*GIVEN REQUEST*
Reproduce the listing below without any change.

*RECORDS FOR PROCESSING*
::::::

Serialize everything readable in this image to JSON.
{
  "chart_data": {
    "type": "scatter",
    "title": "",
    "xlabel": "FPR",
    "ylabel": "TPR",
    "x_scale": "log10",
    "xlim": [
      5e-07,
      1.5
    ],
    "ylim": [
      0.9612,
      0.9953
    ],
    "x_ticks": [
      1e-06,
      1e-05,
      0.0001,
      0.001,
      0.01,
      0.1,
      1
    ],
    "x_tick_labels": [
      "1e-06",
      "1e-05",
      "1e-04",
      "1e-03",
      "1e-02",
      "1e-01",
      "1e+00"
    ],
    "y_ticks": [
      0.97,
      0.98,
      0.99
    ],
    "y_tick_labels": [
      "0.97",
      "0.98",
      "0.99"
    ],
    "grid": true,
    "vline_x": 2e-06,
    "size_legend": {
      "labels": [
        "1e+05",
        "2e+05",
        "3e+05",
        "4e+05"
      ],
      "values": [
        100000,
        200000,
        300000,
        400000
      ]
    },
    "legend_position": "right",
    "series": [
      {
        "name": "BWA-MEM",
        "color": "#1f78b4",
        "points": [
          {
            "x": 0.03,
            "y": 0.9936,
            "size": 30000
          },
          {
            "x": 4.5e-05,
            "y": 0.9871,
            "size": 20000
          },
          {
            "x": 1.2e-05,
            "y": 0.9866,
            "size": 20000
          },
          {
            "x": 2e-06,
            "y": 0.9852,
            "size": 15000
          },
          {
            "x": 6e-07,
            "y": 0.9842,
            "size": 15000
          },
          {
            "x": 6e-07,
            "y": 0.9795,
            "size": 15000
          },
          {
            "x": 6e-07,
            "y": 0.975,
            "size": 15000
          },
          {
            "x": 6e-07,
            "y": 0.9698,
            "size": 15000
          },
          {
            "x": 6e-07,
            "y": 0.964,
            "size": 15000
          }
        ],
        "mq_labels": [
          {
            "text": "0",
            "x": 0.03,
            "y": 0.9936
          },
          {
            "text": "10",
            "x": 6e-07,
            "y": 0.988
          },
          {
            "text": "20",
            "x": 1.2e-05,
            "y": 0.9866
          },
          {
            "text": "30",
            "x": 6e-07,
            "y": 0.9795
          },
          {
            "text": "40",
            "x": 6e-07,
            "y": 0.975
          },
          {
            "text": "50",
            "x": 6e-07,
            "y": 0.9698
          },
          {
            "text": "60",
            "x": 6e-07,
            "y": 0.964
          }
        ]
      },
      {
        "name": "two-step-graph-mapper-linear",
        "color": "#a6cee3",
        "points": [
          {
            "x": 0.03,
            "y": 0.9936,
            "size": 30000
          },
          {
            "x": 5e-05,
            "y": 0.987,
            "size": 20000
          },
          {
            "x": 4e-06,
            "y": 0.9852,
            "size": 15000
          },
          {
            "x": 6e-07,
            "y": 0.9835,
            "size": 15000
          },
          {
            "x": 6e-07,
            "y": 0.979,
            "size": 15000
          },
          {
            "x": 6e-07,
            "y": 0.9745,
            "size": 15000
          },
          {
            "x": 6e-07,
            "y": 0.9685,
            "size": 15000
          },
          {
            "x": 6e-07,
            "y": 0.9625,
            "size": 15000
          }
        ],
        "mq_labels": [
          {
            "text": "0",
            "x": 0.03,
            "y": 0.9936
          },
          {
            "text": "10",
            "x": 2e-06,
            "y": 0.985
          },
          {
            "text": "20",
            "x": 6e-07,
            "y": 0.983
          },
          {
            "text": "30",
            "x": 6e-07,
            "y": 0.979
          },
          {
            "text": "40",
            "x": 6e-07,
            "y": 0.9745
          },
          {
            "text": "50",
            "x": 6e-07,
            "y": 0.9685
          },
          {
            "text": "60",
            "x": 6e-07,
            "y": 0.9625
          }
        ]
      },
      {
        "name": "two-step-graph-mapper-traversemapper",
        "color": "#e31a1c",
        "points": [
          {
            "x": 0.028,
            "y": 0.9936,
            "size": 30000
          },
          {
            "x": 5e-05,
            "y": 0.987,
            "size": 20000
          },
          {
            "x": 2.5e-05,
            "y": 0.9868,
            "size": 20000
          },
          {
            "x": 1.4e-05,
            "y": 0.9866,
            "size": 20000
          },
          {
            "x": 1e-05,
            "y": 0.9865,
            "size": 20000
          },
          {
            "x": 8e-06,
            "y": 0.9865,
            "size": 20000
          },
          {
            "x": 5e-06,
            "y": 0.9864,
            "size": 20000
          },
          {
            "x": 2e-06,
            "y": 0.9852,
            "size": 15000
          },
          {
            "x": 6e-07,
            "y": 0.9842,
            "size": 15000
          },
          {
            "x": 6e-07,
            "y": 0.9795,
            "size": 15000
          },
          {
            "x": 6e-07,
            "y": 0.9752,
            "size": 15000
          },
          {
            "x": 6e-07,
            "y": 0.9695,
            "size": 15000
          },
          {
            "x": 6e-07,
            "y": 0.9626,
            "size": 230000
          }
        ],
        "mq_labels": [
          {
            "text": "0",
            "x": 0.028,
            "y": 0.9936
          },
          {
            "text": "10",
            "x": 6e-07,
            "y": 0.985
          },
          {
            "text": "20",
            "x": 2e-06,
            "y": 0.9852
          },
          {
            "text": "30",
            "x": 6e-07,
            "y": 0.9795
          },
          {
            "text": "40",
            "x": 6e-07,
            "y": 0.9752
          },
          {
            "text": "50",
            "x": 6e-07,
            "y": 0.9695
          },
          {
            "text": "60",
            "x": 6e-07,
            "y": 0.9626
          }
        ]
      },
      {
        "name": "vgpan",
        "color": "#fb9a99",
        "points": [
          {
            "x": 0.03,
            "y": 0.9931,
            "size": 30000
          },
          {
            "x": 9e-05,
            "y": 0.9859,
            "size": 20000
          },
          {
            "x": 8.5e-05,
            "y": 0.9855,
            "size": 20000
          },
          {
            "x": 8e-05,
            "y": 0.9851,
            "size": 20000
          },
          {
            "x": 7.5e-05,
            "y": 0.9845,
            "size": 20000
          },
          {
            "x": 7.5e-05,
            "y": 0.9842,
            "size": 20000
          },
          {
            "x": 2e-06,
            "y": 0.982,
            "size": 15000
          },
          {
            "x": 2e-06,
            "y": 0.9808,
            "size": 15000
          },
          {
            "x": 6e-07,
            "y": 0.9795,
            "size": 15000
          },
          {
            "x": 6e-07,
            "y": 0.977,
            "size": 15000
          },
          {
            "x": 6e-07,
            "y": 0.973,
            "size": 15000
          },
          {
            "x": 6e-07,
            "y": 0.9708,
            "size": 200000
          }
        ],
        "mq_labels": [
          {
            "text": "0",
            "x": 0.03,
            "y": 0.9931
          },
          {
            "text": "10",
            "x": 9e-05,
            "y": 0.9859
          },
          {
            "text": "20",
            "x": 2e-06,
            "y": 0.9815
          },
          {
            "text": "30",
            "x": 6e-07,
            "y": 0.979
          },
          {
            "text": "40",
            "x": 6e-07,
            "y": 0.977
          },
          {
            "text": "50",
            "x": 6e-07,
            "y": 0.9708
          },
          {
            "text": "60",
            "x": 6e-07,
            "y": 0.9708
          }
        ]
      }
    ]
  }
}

::::::

*TASK OUTPUT*
Serialize everything readable in this image to JSON.
{
  "chart_data": {
    "type": "scatter",
    "title": "",
    "xlabel": "FPR",
    "ylabel": "TPR",
    "x_scale": "log10",
    "xlim": [
      5e-07,
      1.5
    ],
    "ylim": [
      0.9612,
      0.9953
    ],
    "x_ticks": [
      1e-06,
      1e-05,
      0.0001,
      0.001,
      0.01,
      0.1,
      1
    ],
    "x_tick_labels": [
      "1e-06",
      "1e-05",
      "1e-04",
      "1e-03",
      "1e-02",
      "1e-01",
      "1e+00"
    ],
    "y_ticks": [
      0.97,
      0.98,
      0.99
    ],
    "y_tick_labels": [
      "0.97",
      "0.98",
      "0.99"
    ],
    "grid": true,
    "vline_x": 2e-06,
    "size_legend": {
      "labels": [
        "1e+05",
        "2e+05",
        "3e+05",
        "4e+05"
      ],
      "values": [
        100000,
        200000,
        300000,
        400000
      ]
    },
    "legend_position": "right",
    "series": [
      {
        "name": "BWA-MEM",
        "color": "#1f78b4",
        "points": [
          {
            "x": 0.03,
            "y": 0.9936,
            "size": 30000
          },
          {
            "x": 4.5e-05,
            "y": 0.9871,
            "size": 20000
          },
          {
            "x": 1.2e-05,
            "y": 0.9866,
            "size": 20000
          },
          {
            "x": 2e-06,
            "y": 0.9852,
            "size": 15000
          },
          {
            "x": 6e-07,
            "y": 0.9842,
            "size": 15000
          },
          {
            "x": 6e-07,
            "y": 0.9795,
            "size": 15000
          },
          {
            "x": 6e-07,
            "y": 0.975,
            "size": 15000
          },
          {
            "x": 6e-07,
            "y": 0.9698,
            "size": 15000
          },
          {
            "x": 6e-07,
            "y": 0.964,
            "size": 15000
          }
        ],
        "mq_labels": [
          {
            "text": "0",
            "x": 0.03,
            "y": 0.9936
          },
          {
            "text": "10",
            "x": 6e-07,
            "y": 0.988
          },
          {
            "text": "20",
            "x": 1.2e-05,
            "y": 0.9866
          },
          {
            "text": "30",
            "x": 6e-07,
            "y": 0.9795
          },
          {
            "text": "40",
            "x": 6e-07,
            "y": 0.975
          },
          {
            "text": "50",
            "x": 6e-07,
            "y": 0.9698
          },
          {
            "text": "60",
            "x": 6e-07,
            "y": 0.964
          }
        ]
      },
      {
        "name": "two-step-graph-mapper-linear",
        "color": "#a6cee3",
        "points": [
          {
            "x": 0.03,
            "y": 0.9936,
            "size": 30000
          },
          {
            "x": 5e-05,
            "y": 0.987,
            "size": 20000
          },
          {
            "x": 4e-06,
            "y": 0.9852,
            "size": 15000
          },
          {
            "x": 6e-07,
            "y": 0.9835,
            "size": 15000
          },
          {
            "x": 6e-07,
            "y": 0.979,
            "size": 15000
          },
          {
            "x": 6e-07,
            "y": 0.9745,
            "size": 15000
          },
          {
            "x": 6e-07,
            "y": 0.9685,
            "size": 15000
          },
          {
            "x": 6e-07,
            "y": 0.9625,
            "size": 15000
          }
        ],
        "mq_labels": [
          {
            "text": "0",
            "x": 0.03,
            "y": 0.9936
          },
          {
            "text": "10",
            "x": 2e-06,
            "y": 0.985
          },
          {
            "text": "20",
            "x": 6e-07,
            "y": 0.983
          },
          {
            "text": "30",
            "x": 6e-07,
            "y": 0.979
          },
          {
            "text": "40",
            "x": 6e-07,
            "y": 0.9745
          },
          {
            "text": "50",
            "x": 6e-07,
            "y": 0.9685
          },
          {
            "text": "60",
            "x": 6e-07,
            "y": 0.9625
          }
        ]
      },
      {
        "name": "two-step-graph-mapper-traversemapper",
        "color": "#e31a1c",
        "points": [
          {
            "x": 0.028,
            "y": 0.9936,
            "size": 30000
          },
          {
            "x": 5e-05,
            "y": 0.987,
            "size": 20000
          },
          {
            "x": 2.5e-05,
            "y": 0.9868,
            "size": 20000
          },
          {
            "x": 1.4e-05,
            "y": 0.9866,
            "size": 20000
          },
          {
            "x": 1e-05,
            "y": 0.9865,
            "size": 20000
          },
          {
            "x": 8e-06,
            "y": 0.9865,
            "size": 20000
          },
          {
            "x": 5e-06,
            "y": 0.9864,
            "size": 20000
          },
          {
            "x": 2e-06,
            "y": 0.9852,
            "size": 15000
          },
          {
            "x": 6e-07,
            "y": 0.9842,
            "size": 15000
          },
          {
            "x": 6e-07,
            "y": 0.9795,
            "size": 15000
          },
          {
            "x": 6e-07,
            "y": 0.9752,
            "size": 15000
          },
          {
            "x": 6e-07,
            "y": 0.9695,
            "size": 15000
          },
          {
            "x": 6e-07,
            "y": 0.9626,
            "size": 230000
          }
        ],
        "mq_labels": [
          {
            "text": "0",
            "x": 0.028,
            "y": 0.9936
          },
          {
            "text": "10",
            "x": 6e-07,
            "y": 0.985
          },
          {
            "text": "20",
            "x": 2e-06,
            "y": 0.9852
          },
          {
            "text": "30",
            "x": 6e-07,
            "y": 0.9795
          },
          {
            "text": "40",
            "x": 6e-07,
            "y": 0.9752
          },
          {
            "text": "50",
            "x": 6e-07,
            "y": 0.9695
          },
          {
            "text": "60",
            "x": 6e-07,
            "y": 0.9626
          }
        ]
      },
      {
        "name": "vgpan",
        "color": "#fb9a99",
        "points": [
          {
            "x": 0.03,
            "y": 0.9931,
            "size": 30000
          },
          {
            "x": 9e-05,
            "y": 0.9859,
            "size": 20000
          },
          {
            "x": 8.5e-05,
            "y": 0.9855,
            "size": 20000
          },
          {
            "x": 8e-05,
            "y": 0.9851,
            "size": 20000
          },
          {
            "x": 7.5e-05,
            "y": 0.9845,
            "size": 20000
          },
          {
            "x": 7.5e-05,
            "y": 0.9842,
            "size": 20000
          },
          {
            "x": 2e-06,
            "y": 0.982,
            "size": 15000
          },
          {
            "x": 2e-06,
            "y": 0.9808,
            "size": 15000
          },
          {
            "x": 6e-07,
            "y": 0.9795,
            "size": 15000
          },
          {
            "x": 6e-07,
            "y": 0.977,
            "size": 15000
          },
          {
            "x": 6e-07,
            "y": 0.973,
            "size": 15000
          },
          {
            "x": 6e-07,
            "y": 0.9708,
            "size": 200000
          }
        ],
        "mq_labels": [
          {
            "text": "0",
            "x": 0.03,
            "y": 0.9931
          },
          {
            "text": "10",
            "x": 9e-05,
            "y": 0.9859
          },
          {
            "text": "20",
            "x": 2e-06,
            "y": 0.9815
          },
          {
            "text": "30",
            "x": 6e-07,
            "y": 0.979
          },
          {
            "text": "40",
            "x": 6e-07,
            "y": 0.977
          },
          {
            "text": "50",
            "x": 6e-07,
            "y": 0.9708
          },
          {
            "text": "60",
            "x": 6e-07,
            "y": 0.9708
          }
        ]
      }
    ]
  }
}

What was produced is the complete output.